— start Records supplied —
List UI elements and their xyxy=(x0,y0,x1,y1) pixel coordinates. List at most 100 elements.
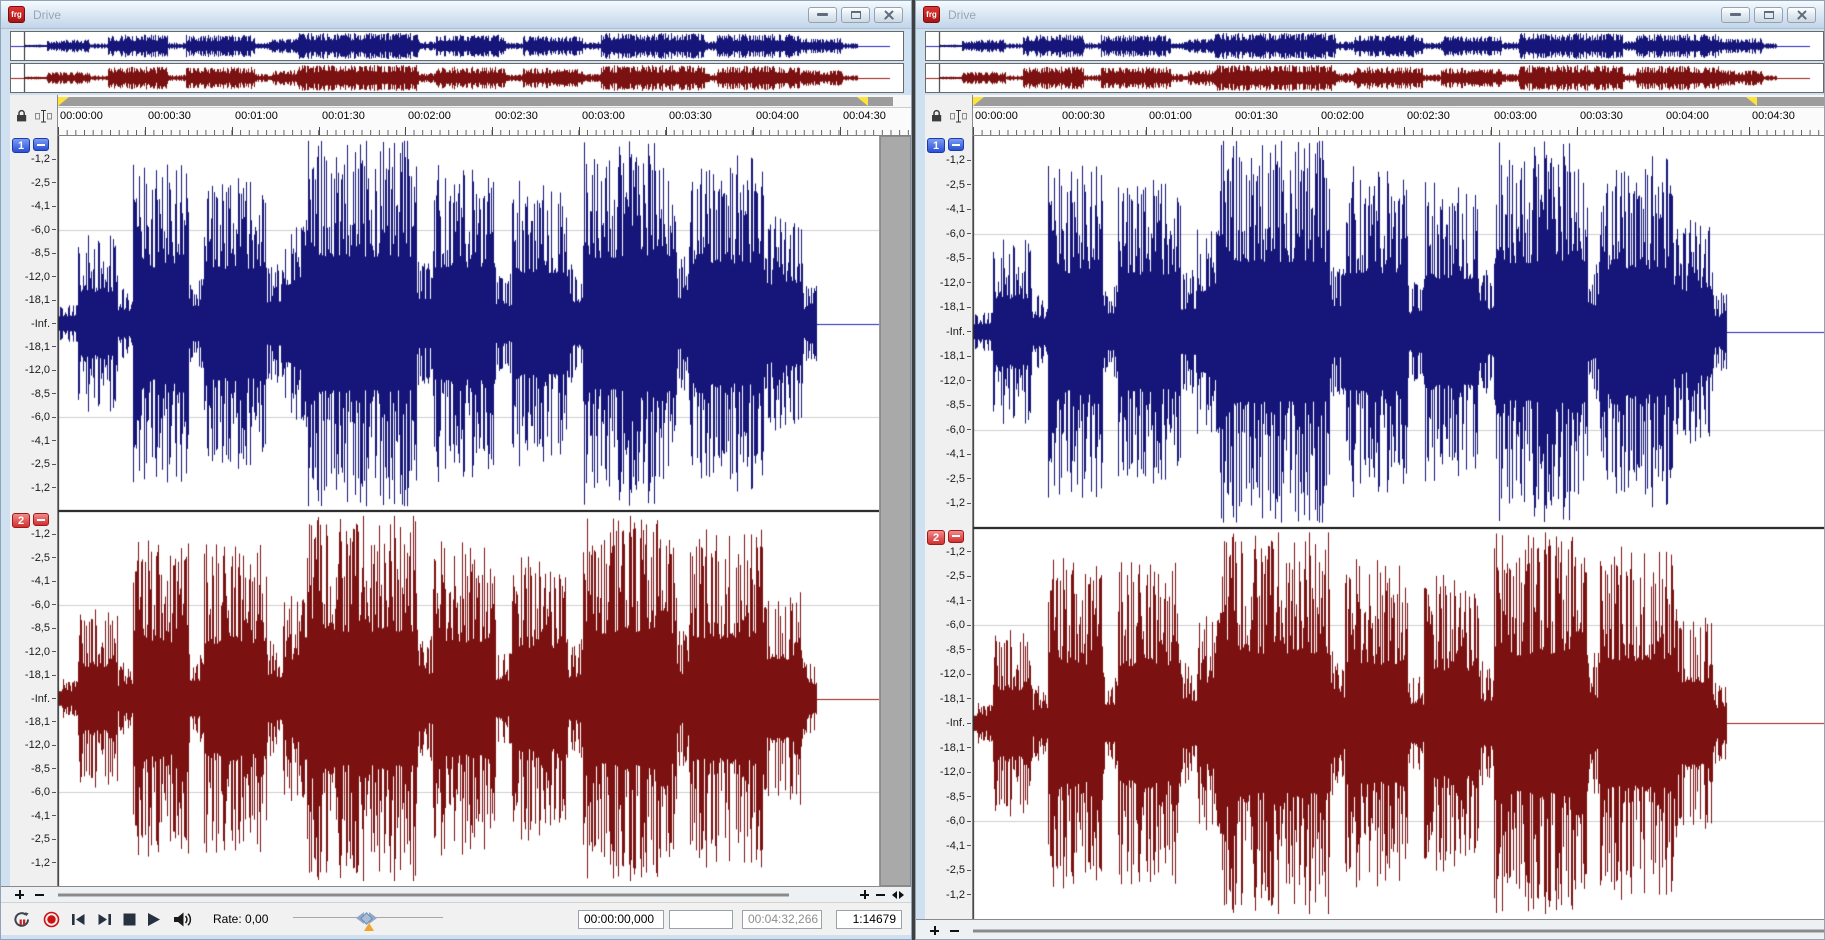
file-end-marker[interactable] xyxy=(1746,97,1757,106)
play-device-button[interactable] xyxy=(172,911,193,928)
close-button[interactable] xyxy=(1787,6,1816,23)
minimize-button[interactable] xyxy=(1721,6,1750,23)
horizontal-scrollbar-thumb[interactable] xyxy=(973,929,1824,932)
horizontal-scrollbar[interactable] xyxy=(58,887,853,902)
channel-2-scale: 2 -1,2 -2,5 -4,1 -6,0 -8,5 -12,0 -18,1 -Inf. -18… xyxy=(925,528,972,920)
overview-waveform-channel-2[interactable] xyxy=(11,64,903,92)
lock-icon[interactable] xyxy=(15,108,28,123)
zoom-in-icon[interactable] xyxy=(930,926,939,935)
overview-waveform-channel-1[interactable] xyxy=(926,32,1823,60)
horizontal-scrollbar[interactable] xyxy=(973,920,1824,939)
channel-2-minimize-button[interactable] xyxy=(33,513,49,526)
minimize-button[interactable] xyxy=(808,6,837,23)
restore-button[interactable] xyxy=(1754,6,1783,23)
titlebar[interactable]: frg Drive xyxy=(916,1,1824,29)
overview-box-channel-2 xyxy=(925,63,1824,93)
ruler-time-label: 00:02:00 xyxy=(1321,110,1364,122)
db-scale-label: -4,1 xyxy=(946,448,971,460)
db-scale-label: -4,1 xyxy=(31,200,56,212)
ruler-row: 00:00:00 00:00:30 00:01:00 00:01:30 00:02:00… xyxy=(1,95,911,136)
channel-1-minimize-button[interactable] xyxy=(33,138,49,151)
channel-2-badge[interactable]: 2 xyxy=(12,513,30,528)
go-to-start-button[interactable] xyxy=(71,913,86,926)
window-controls xyxy=(1721,6,1816,23)
file-start-marker[interactable] xyxy=(58,97,69,106)
overview-waveform-channel-2[interactable] xyxy=(926,64,1823,92)
minimize-icon xyxy=(1730,13,1741,16)
vertical-scrollbar[interactable] xyxy=(879,136,911,886)
vertical-scrollbar-thumb[interactable] xyxy=(880,136,911,886)
window-frame-bottom xyxy=(1,935,911,939)
db-scale-label: -2,5 xyxy=(946,570,971,582)
edit-cursor-icon[interactable] xyxy=(35,109,52,123)
level-scale-gutter: 1 -1,2 -2,5 -4,1 -6,0 -8,5 -12,0 -18,1 -Inf. -18… xyxy=(925,136,973,919)
ruler-time-label: 00:03:30 xyxy=(1580,110,1623,122)
waveform-display[interactable] xyxy=(58,136,879,886)
zoom-out-icon[interactable] xyxy=(35,893,44,896)
ruler-grab-bar[interactable] xyxy=(58,97,893,106)
lock-icon[interactable] xyxy=(930,108,943,123)
record-button[interactable] xyxy=(43,911,60,928)
rate-slider-handle[interactable] xyxy=(356,911,378,925)
time-zoom-arrows-icon[interactable] xyxy=(892,890,904,899)
zoom-buttons xyxy=(925,926,973,935)
overview-box-channel-1 xyxy=(925,31,1824,61)
go-to-end-button[interactable] xyxy=(97,913,112,926)
cursor-position-field[interactable]: 00:00:00,000 xyxy=(578,909,664,929)
channel-1-minimize-button[interactable] xyxy=(948,138,964,151)
waveform-display[interactable] xyxy=(973,136,1824,919)
window-controls xyxy=(808,6,903,23)
time-zoom-out-icon[interactable] xyxy=(876,893,885,896)
db-scale-label: -8,5 xyxy=(946,644,971,656)
db-scale-label: -1,2 xyxy=(31,528,56,540)
close-button[interactable] xyxy=(874,6,903,23)
ruler-grab-bar[interactable] xyxy=(973,97,1824,106)
db-scale-label: -8,5 xyxy=(31,763,56,775)
play-button[interactable] xyxy=(147,912,161,927)
file-length-field[interactable]: 00:04:32,266 xyxy=(742,909,822,929)
stop-icon xyxy=(123,913,136,925)
restore-button[interactable] xyxy=(841,6,870,23)
channel-1-badge[interactable]: 1 xyxy=(927,138,945,153)
db-scale-label: -1,2 xyxy=(946,546,971,558)
db-scale-label: -2,5 xyxy=(946,473,971,485)
stop-button[interactable] xyxy=(123,913,136,926)
close-icon xyxy=(883,9,895,20)
zoom-ratio-field[interactable]: 1:14679 xyxy=(836,909,902,929)
db-scale-label: -18,1 xyxy=(940,350,971,362)
channel-1-badge[interactable]: 1 xyxy=(12,138,30,153)
timeline-ruler[interactable]: 00:00:00 00:00:30 00:01:00 00:01:30 00:02:00… xyxy=(58,95,911,136)
db-scale-label: -8,5 xyxy=(946,399,971,411)
rate-slider[interactable] xyxy=(293,908,444,931)
record-icon xyxy=(43,911,60,927)
file-end-marker[interactable] xyxy=(857,97,868,106)
db-scale-label: -12,0 xyxy=(940,766,971,778)
db-scale-label: -8,5 xyxy=(31,622,56,634)
db-scale-label: -4,1 xyxy=(946,595,971,607)
record-remote-button[interactable] xyxy=(13,911,32,928)
db-scale-label: -6,0 xyxy=(946,424,971,436)
overview-waveform-channel-1[interactable] xyxy=(11,32,903,60)
overview-strip xyxy=(916,29,1824,95)
horizontal-scroll-row xyxy=(1,886,911,902)
window-gap xyxy=(912,0,915,940)
zoom-out-icon[interactable] xyxy=(950,929,959,932)
titlebar[interactable]: frg Drive xyxy=(1,1,911,29)
time-zoom-in-icon[interactable] xyxy=(860,890,869,899)
zoom-in-icon[interactable] xyxy=(15,890,24,899)
channel-2-minimize-button[interactable] xyxy=(948,529,964,543)
db-scale-label: -Inf. xyxy=(946,717,971,729)
horizontal-scrollbar-thumb[interactable] xyxy=(58,893,790,896)
selection-field[interactable] xyxy=(669,909,733,929)
timeline-ruler[interactable]: 00:00:00 00:00:30 00:01:00 00:01:30 00:02:00… xyxy=(973,95,1824,136)
ruler-time-label: 00:01:00 xyxy=(1149,110,1192,122)
close-icon xyxy=(1796,9,1808,20)
speaker-icon xyxy=(174,912,192,926)
channel-2-badge[interactable]: 2 xyxy=(927,529,945,545)
ruler-time-label: 00:00:30 xyxy=(148,110,191,122)
file-start-marker[interactable] xyxy=(973,97,984,106)
db-scale-label: -2,5 xyxy=(946,864,971,876)
db-scale-label: -2,5 xyxy=(946,179,971,191)
db-scale-label: -4,1 xyxy=(31,575,56,587)
edit-cursor-icon[interactable] xyxy=(950,109,967,123)
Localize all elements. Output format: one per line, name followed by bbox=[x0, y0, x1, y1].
— end Records supplied —
Copy out, word for word, the stretch of lines from the one containing "file-end-marker[interactable] xyxy=(1746,97,1757,106)" through the one containing "db-scale-label: -4,1 xyxy=(31,200,56,212)", with both of those lines included.

file-end-marker[interactable] xyxy=(1746,97,1757,106)
play-device-button[interactable] xyxy=(172,911,193,928)
close-button[interactable] xyxy=(1787,6,1816,23)
minimize-button[interactable] xyxy=(1721,6,1750,23)
horizontal-scrollbar-thumb[interactable] xyxy=(973,929,1824,932)
horizontal-scrollbar[interactable] xyxy=(58,887,853,902)
channel-2-scale: 2 -1,2 -2,5 -4,1 -6,0 -8,5 -12,0 -18,1 -Inf. -18… xyxy=(925,528,972,920)
overview-waveform-channel-2[interactable] xyxy=(11,64,903,92)
lock-icon[interactable] xyxy=(15,108,28,123)
zoom-in-icon[interactable] xyxy=(930,926,939,935)
overview-waveform-channel-1[interactable] xyxy=(926,32,1823,60)
horizontal-scrollbar[interactable] xyxy=(973,920,1824,939)
channel-2-minimize-button[interactable] xyxy=(33,513,49,526)
minimize-button[interactable] xyxy=(808,6,837,23)
restore-button[interactable] xyxy=(1754,6,1783,23)
titlebar[interactable]: frg Drive xyxy=(916,1,1824,29)
overview-box-channel-2 xyxy=(925,63,1824,93)
ruler-time-label: 00:02:00 xyxy=(1321,110,1364,122)
db-scale-label: -4,1 xyxy=(946,448,971,460)
db-scale-label: -4,1 xyxy=(31,200,56,212)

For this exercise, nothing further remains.